-------- ENTRIES SHOWN

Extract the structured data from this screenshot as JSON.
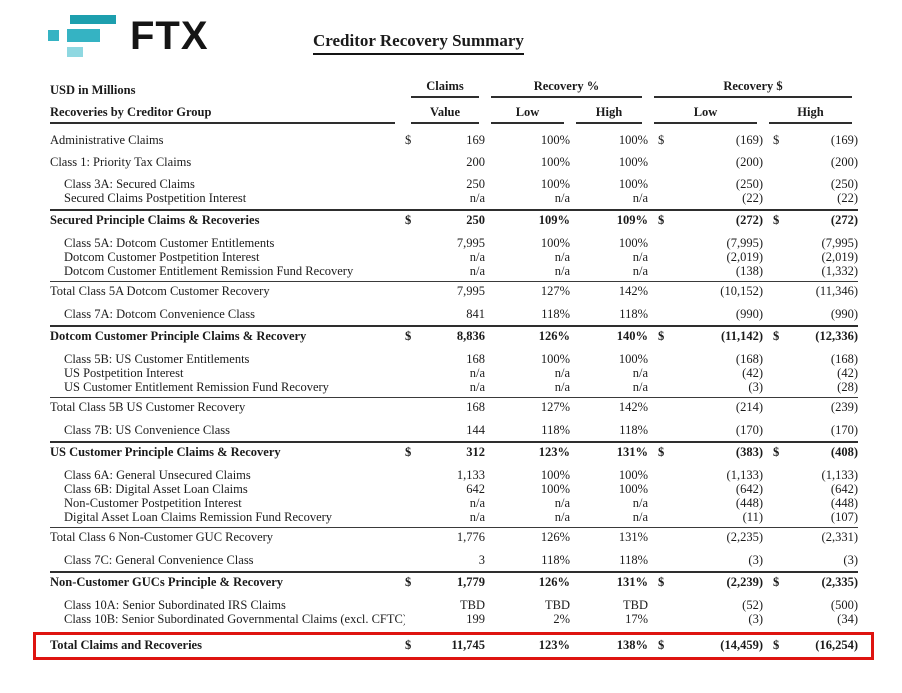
{
  "colors": {
    "highlight_red": "#de1410",
    "logo_dark": "#1d9fae",
    "logo_mid": "#35b3c3",
    "logo_light": "#8fd8e1"
  },
  "logo": {
    "wordmark": "FTX"
  },
  "title": "Creditor Recovery Summary",
  "table": {
    "header": {
      "left_top": "USD in Millions",
      "left_bottom": "Recoveries by Creditor Group",
      "claims": "Claims",
      "claims_sub": "Value",
      "recovery_pct": "Recovery %",
      "recovery_usd": "Recovery $",
      "low": "Low",
      "high": "High"
    },
    "rows": [
      {
        "label": "Administrative Claims",
        "style": "plain",
        "gap": false,
        "d1": "$",
        "claims": "169",
        "pct_low": "100%",
        "pct_high": "100%",
        "d2": "$",
        "usd_low": "(169)",
        "d3": "$",
        "usd_high": "(169)"
      },
      {
        "label": "Class 1: Priority Tax Claims",
        "style": "plain",
        "gap": true,
        "d1": "",
        "claims": "200",
        "pct_low": "100%",
        "pct_high": "100%",
        "d2": "",
        "usd_low": "(200)",
        "d3": "",
        "usd_high": "(200)"
      },
      {
        "label": "Class 3A: Secured Claims",
        "style": "indent",
        "gap": true,
        "d1": "",
        "claims": "250",
        "pct_low": "100%",
        "pct_high": "100%",
        "d2": "",
        "usd_low": "(250)",
        "d3": "",
        "usd_high": "(250)"
      },
      {
        "label": "Secured Claims Postpetition Interest",
        "style": "indent",
        "gap": false,
        "d1": "",
        "claims": "n/a",
        "pct_low": "n/a",
        "pct_high": "n/a",
        "d2": "",
        "usd_low": "(22)",
        "d3": "",
        "usd_high": "(22)"
      },
      {
        "label": "Secured Principle Claims & Recoveries",
        "style": "bold",
        "gap": false,
        "d1": "$",
        "claims": "250",
        "pct_low": "109%",
        "pct_high": "109%",
        "d2": "$",
        "usd_low": "(272)",
        "d3": "$",
        "usd_high": "(272)"
      },
      {
        "label": "Class 5A: Dotcom Customer Entitlements",
        "style": "indent",
        "gap": true,
        "d1": "",
        "claims": "7,995",
        "pct_low": "100%",
        "pct_high": "100%",
        "d2": "",
        "usd_low": "(7,995)",
        "d3": "",
        "usd_high": "(7,995)"
      },
      {
        "label": "Dotcom Customer Postpetition Interest",
        "style": "indent",
        "gap": false,
        "d1": "",
        "claims": "n/a",
        "pct_low": "n/a",
        "pct_high": "n/a",
        "d2": "",
        "usd_low": "(2,019)",
        "d3": "",
        "usd_high": "(2,019)"
      },
      {
        "label": "Dotcom Customer Entitlement Remission Fund Recovery",
        "style": "indent",
        "gap": false,
        "d1": "",
        "claims": "n/a",
        "pct_low": "n/a",
        "pct_high": "n/a",
        "d2": "",
        "usd_low": "(138)",
        "d3": "",
        "usd_high": "(1,332)"
      },
      {
        "label": "Total Class 5A Dotcom Customer Recovery",
        "style": "total",
        "gap": false,
        "d1": "",
        "claims": "7,995",
        "pct_low": "127%",
        "pct_high": "142%",
        "d2": "",
        "usd_low": "(10,152)",
        "d3": "",
        "usd_high": "(11,346)"
      },
      {
        "label": "Class 7A: Dotcom Convenience Class",
        "style": "indent",
        "gap": true,
        "d1": "",
        "claims": "841",
        "pct_low": "118%",
        "pct_high": "118%",
        "d2": "",
        "usd_low": "(990)",
        "d3": "",
        "usd_high": "(990)"
      },
      {
        "label": "Dotcom Customer Principle Claims & Recovery",
        "style": "bold",
        "gap": false,
        "d1": "$",
        "claims": "8,836",
        "pct_low": "126%",
        "pct_high": "140%",
        "d2": "$",
        "usd_low": "(11,142)",
        "d3": "$",
        "usd_high": "(12,336)"
      },
      {
        "label": "Class 5B: US Customer Entitlements",
        "style": "indent",
        "gap": true,
        "d1": "",
        "claims": "168",
        "pct_low": "100%",
        "pct_high": "100%",
        "d2": "",
        "usd_low": "(168)",
        "d3": "",
        "usd_high": "(168)"
      },
      {
        "label": "US Postpetition Interest",
        "style": "indent",
        "gap": false,
        "d1": "",
        "claims": "n/a",
        "pct_low": "n/a",
        "pct_high": "n/a",
        "d2": "",
        "usd_low": "(42)",
        "d3": "",
        "usd_high": "(42)"
      },
      {
        "label": "US Customer Entitlement Remission Fund Recovery",
        "style": "indent",
        "gap": false,
        "d1": "",
        "claims": "n/a",
        "pct_low": "n/a",
        "pct_high": "n/a",
        "d2": "",
        "usd_low": "(3)",
        "d3": "",
        "usd_high": "(28)"
      },
      {
        "label": "Total Class 5B US Customer Recovery",
        "style": "total",
        "gap": false,
        "d1": "",
        "claims": "168",
        "pct_low": "127%",
        "pct_high": "142%",
        "d2": "",
        "usd_low": "(214)",
        "d3": "",
        "usd_high": "(239)"
      },
      {
        "label": "Class 7B: US Convenience Class",
        "style": "indent",
        "gap": true,
        "d1": "",
        "claims": "144",
        "pct_low": "118%",
        "pct_high": "118%",
        "d2": "",
        "usd_low": "(170)",
        "d3": "",
        "usd_high": "(170)"
      },
      {
        "label": "US Customer Principle Claims & Recovery",
        "style": "bold",
        "gap": false,
        "d1": "$",
        "claims": "312",
        "pct_low": "123%",
        "pct_high": "131%",
        "d2": "$",
        "usd_low": "(383)",
        "d3": "$",
        "usd_high": "(408)"
      },
      {
        "label": "Class 6A: General Unsecured Claims",
        "style": "indent",
        "gap": true,
        "d1": "",
        "claims": "1,133",
        "pct_low": "100%",
        "pct_high": "100%",
        "d2": "",
        "usd_low": "(1,133)",
        "d3": "",
        "usd_high": "(1,133)"
      },
      {
        "label": "Class 6B: Digital Asset Loan Claims",
        "style": "indent",
        "gap": false,
        "d1": "",
        "claims": "642",
        "pct_low": "100%",
        "pct_high": "100%",
        "d2": "",
        "usd_low": "(642)",
        "d3": "",
        "usd_high": "(642)"
      },
      {
        "label": "Non-Customer Postpetition Interest",
        "style": "indent",
        "gap": false,
        "d1": "",
        "claims": "n/a",
        "pct_low": "n/a",
        "pct_high": "n/a",
        "d2": "",
        "usd_low": "(448)",
        "d3": "",
        "usd_high": "(448)"
      },
      {
        "label": "Digital Asset Loan Claims Remission Fund Recovery",
        "style": "indent",
        "gap": false,
        "d1": "",
        "claims": "n/a",
        "pct_low": "n/a",
        "pct_high": "n/a",
        "d2": "",
        "usd_low": "(11)",
        "d3": "",
        "usd_high": "(107)"
      },
      {
        "label": "Total Class 6 Non-Customer GUC Recovery",
        "style": "total",
        "gap": false,
        "d1": "",
        "claims": "1,776",
        "pct_low": "126%",
        "pct_high": "131%",
        "d2": "",
        "usd_low": "(2,235)",
        "d3": "",
        "usd_high": "(2,331)"
      },
      {
        "label": "Class 7C: General Convenience Class",
        "style": "indent",
        "gap": true,
        "d1": "",
        "claims": "3",
        "pct_low": "118%",
        "pct_high": "118%",
        "d2": "",
        "usd_low": "(3)",
        "d3": "",
        "usd_high": "(3)"
      },
      {
        "label": "Non-Customer GUCs Principle & Recovery",
        "style": "bold",
        "gap": false,
        "d1": "$",
        "claims": "1,779",
        "pct_low": "126%",
        "pct_high": "131%",
        "d2": "$",
        "usd_low": "(2,239)",
        "d3": "$",
        "usd_high": "(2,335)"
      },
      {
        "label": "Class 10A: Senior Subordinated IRS Claims",
        "style": "indent",
        "gap": true,
        "d1": "",
        "claims": "TBD",
        "pct_low": "TBD",
        "pct_high": "TBD",
        "d2": "",
        "usd_low": "(52)",
        "d3": "",
        "usd_high": "(500)"
      },
      {
        "label": "Class 10B: Senior Subordinated Governmental Claims (excl. CFTC)",
        "style": "indent",
        "gap": false,
        "d1": "",
        "claims": "199",
        "pct_low": "2%",
        "pct_high": "17%",
        "d2": "",
        "usd_low": "(3)",
        "d3": "",
        "usd_high": "(34)"
      },
      {
        "label": "Total Claims and Recoveries",
        "style": "grand",
        "gap": false,
        "d1": "$",
        "claims": "11,745",
        "pct_low": "123%",
        "pct_high": "138%",
        "d2": "$",
        "usd_low": "(14,459)",
        "d3": "$",
        "usd_high": "(16,254)"
      }
    ]
  }
}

----------------

● **TASK GOAL**: Scan the lines for the string "Interest". Copy out each line that matches.

● **CORRECT RESPONSE**:
        "label": "Secured Claims Postpetition Interest",
        "label": "Dotcom Customer Postpetition Interest",
        "label": "US Postpetition Interest",
        "label": "Non-Customer Postpetition Interest",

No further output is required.